THE EXERCISE: Return a copy of every line in the records that includes the word "الواحد".

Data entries
☆ ☆ ☆ ☆ ☆

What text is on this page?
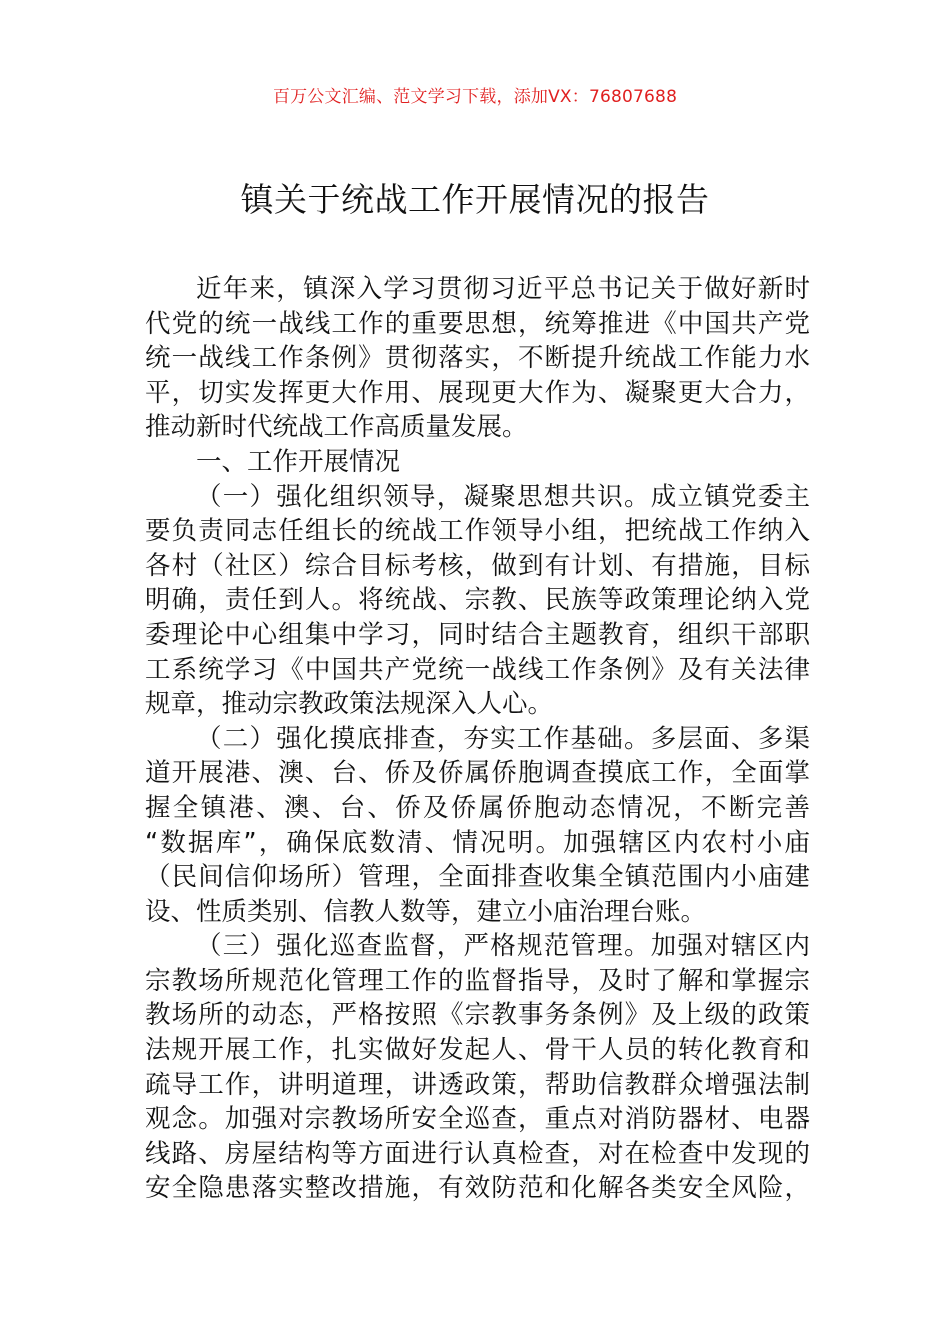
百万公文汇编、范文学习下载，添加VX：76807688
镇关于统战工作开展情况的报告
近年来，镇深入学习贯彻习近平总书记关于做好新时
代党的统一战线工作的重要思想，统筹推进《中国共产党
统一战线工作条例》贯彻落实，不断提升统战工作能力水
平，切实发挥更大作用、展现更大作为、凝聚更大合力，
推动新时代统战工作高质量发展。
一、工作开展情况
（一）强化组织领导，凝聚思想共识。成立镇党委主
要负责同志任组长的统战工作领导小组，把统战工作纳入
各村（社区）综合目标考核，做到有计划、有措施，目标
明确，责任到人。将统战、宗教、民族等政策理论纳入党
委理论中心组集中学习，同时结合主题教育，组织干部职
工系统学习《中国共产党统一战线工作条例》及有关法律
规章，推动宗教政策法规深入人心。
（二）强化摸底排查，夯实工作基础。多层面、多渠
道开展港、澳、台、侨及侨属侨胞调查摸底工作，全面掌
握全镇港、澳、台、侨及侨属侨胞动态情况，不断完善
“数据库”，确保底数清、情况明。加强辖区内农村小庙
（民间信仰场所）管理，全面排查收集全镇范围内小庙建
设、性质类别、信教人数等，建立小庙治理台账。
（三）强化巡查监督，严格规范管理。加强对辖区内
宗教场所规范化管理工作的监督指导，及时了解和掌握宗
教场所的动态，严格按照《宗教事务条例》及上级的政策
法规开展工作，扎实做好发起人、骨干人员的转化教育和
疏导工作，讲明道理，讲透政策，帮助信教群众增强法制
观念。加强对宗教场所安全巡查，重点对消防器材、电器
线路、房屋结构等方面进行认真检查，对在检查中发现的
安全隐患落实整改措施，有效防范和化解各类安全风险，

☆ ☆ ☆ ☆ ☆

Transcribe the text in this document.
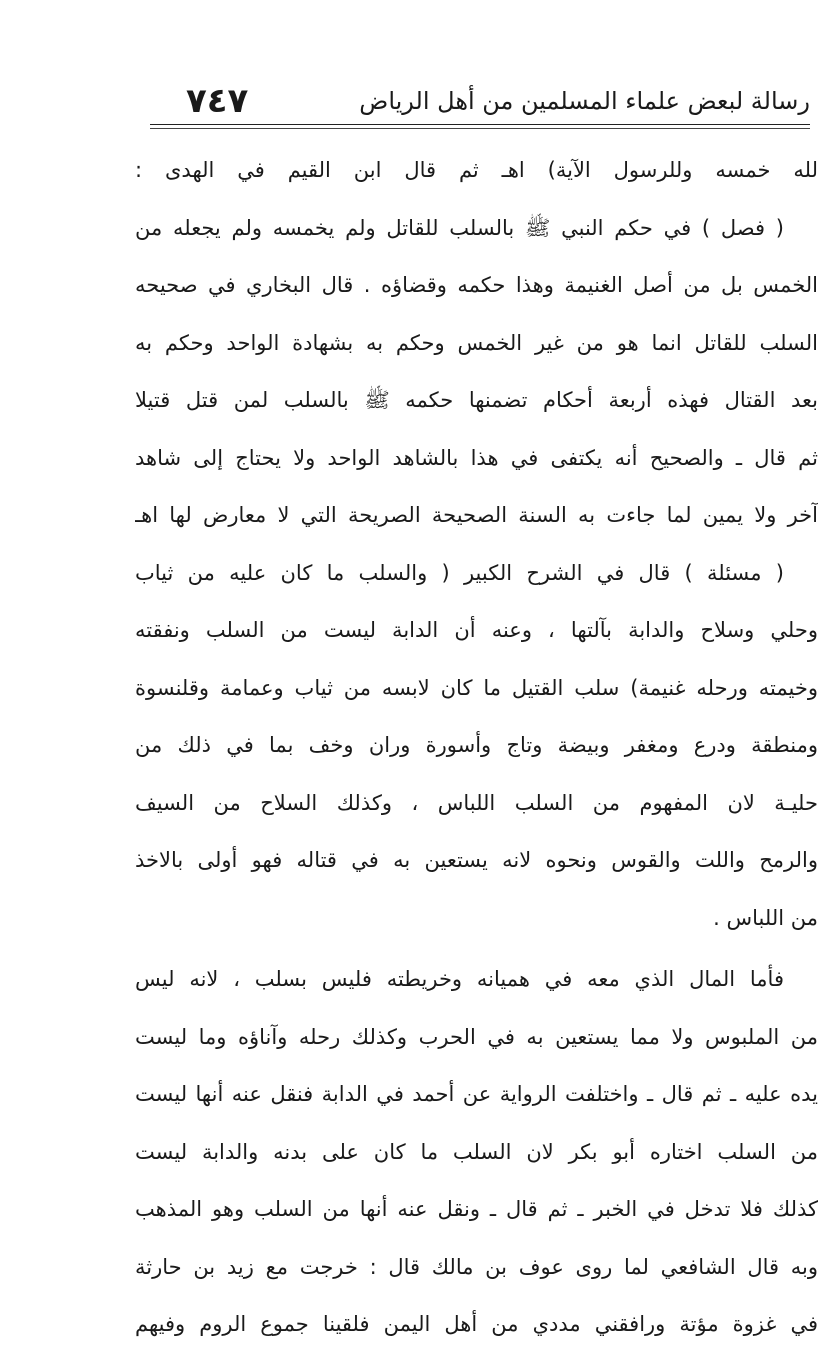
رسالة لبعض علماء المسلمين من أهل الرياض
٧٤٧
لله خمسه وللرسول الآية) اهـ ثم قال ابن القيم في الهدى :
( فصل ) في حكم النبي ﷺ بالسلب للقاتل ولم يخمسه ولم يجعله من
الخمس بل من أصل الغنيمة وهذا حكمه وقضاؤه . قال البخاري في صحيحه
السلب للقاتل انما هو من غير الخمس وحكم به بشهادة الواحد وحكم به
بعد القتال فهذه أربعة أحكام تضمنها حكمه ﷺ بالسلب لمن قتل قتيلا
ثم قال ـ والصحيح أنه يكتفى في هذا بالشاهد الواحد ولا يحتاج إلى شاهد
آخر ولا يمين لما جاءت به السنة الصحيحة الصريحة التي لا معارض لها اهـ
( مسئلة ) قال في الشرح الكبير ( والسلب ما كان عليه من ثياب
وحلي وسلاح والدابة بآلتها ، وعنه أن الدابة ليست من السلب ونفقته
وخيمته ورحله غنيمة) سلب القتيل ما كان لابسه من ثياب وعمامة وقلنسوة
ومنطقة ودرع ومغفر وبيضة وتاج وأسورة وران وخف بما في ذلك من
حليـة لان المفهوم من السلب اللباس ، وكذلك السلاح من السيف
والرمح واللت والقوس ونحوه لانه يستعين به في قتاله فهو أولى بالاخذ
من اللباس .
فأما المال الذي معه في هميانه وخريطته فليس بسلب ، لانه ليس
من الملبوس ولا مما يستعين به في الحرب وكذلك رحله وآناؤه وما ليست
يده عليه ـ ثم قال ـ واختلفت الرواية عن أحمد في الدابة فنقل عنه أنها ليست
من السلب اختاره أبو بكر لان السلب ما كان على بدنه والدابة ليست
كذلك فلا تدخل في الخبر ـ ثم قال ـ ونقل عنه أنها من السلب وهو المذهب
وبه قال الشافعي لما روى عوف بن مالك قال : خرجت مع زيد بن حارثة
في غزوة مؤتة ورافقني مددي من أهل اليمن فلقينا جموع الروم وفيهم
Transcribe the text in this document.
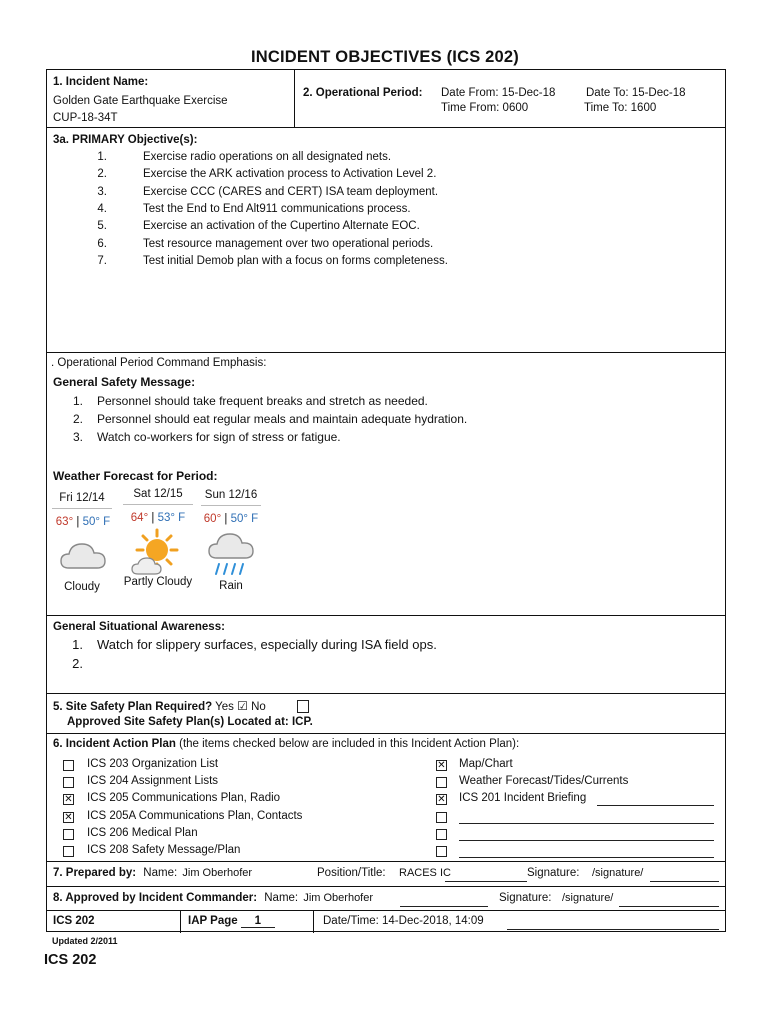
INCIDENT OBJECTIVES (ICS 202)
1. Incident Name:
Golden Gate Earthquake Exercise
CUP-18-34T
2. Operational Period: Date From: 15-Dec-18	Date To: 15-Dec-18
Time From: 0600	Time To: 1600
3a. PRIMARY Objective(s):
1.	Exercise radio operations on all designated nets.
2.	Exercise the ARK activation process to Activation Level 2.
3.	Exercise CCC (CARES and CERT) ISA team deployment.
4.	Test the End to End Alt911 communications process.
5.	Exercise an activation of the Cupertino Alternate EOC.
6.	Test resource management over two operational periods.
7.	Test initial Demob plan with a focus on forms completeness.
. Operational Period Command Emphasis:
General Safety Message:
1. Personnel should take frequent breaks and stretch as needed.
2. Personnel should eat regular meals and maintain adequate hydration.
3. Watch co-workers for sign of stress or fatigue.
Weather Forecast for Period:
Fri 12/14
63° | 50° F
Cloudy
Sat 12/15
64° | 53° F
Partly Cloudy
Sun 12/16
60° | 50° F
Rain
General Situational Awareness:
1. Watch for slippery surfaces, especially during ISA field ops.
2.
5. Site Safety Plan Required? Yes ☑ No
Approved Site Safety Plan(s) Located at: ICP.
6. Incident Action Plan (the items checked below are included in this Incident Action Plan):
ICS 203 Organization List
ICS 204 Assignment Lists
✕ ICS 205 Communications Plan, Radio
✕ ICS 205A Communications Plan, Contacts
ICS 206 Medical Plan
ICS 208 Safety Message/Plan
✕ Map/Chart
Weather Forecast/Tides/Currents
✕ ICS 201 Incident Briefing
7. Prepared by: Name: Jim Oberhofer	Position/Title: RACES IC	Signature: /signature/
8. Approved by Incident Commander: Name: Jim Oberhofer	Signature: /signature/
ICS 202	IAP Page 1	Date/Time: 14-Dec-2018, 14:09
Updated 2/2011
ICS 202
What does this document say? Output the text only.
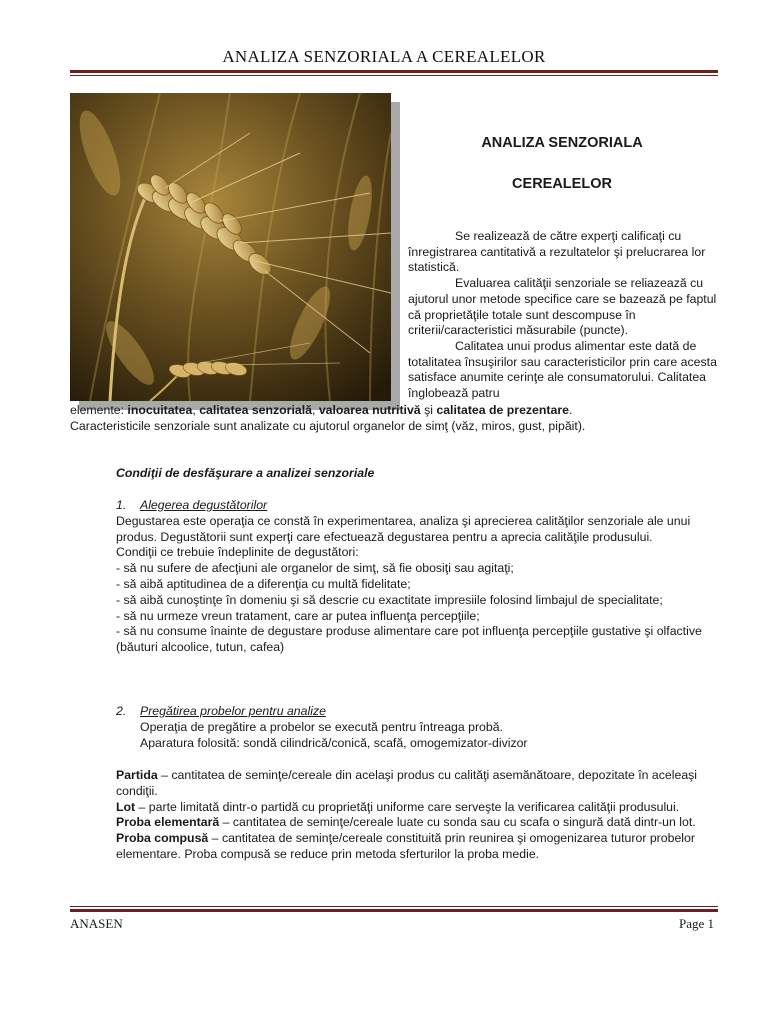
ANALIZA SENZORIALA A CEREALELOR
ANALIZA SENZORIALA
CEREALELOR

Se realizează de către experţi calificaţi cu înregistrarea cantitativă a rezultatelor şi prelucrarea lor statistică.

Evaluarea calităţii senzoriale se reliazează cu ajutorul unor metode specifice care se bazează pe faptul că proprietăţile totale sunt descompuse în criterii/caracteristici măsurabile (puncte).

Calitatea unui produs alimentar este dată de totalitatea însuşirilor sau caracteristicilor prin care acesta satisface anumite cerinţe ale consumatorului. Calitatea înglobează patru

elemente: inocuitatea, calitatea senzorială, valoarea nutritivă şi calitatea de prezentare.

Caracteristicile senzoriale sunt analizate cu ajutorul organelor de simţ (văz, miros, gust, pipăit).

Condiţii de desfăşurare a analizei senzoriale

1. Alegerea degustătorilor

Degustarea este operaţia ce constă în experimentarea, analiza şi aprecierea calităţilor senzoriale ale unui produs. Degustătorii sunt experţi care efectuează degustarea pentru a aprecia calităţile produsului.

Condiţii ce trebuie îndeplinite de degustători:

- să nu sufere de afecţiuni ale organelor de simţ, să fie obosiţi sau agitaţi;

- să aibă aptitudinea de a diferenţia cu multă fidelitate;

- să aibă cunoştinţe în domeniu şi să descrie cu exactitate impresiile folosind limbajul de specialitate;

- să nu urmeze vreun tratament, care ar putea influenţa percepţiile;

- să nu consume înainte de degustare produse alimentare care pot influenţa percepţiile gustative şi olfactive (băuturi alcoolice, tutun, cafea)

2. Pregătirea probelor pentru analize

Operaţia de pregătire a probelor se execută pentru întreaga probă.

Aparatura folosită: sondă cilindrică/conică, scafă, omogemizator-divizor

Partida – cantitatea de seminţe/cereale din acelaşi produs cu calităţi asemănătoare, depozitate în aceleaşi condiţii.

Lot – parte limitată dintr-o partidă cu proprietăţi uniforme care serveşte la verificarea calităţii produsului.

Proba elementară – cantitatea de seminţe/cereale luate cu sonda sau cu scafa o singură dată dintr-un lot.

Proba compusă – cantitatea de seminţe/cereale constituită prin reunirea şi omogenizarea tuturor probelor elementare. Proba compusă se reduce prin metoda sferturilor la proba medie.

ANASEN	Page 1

☆ ☆ ☆ ☆ ☆

OUTPUT FOR THIS EXERCISE:
السلب للقاتل انما هو من غير الخمس وحكم به بشهادة الواحد وحكم به
ثم قال ـ والصحيح أنه يكتفى في هذا بالشاهد الواحد ولا يحتاج إلى شاهد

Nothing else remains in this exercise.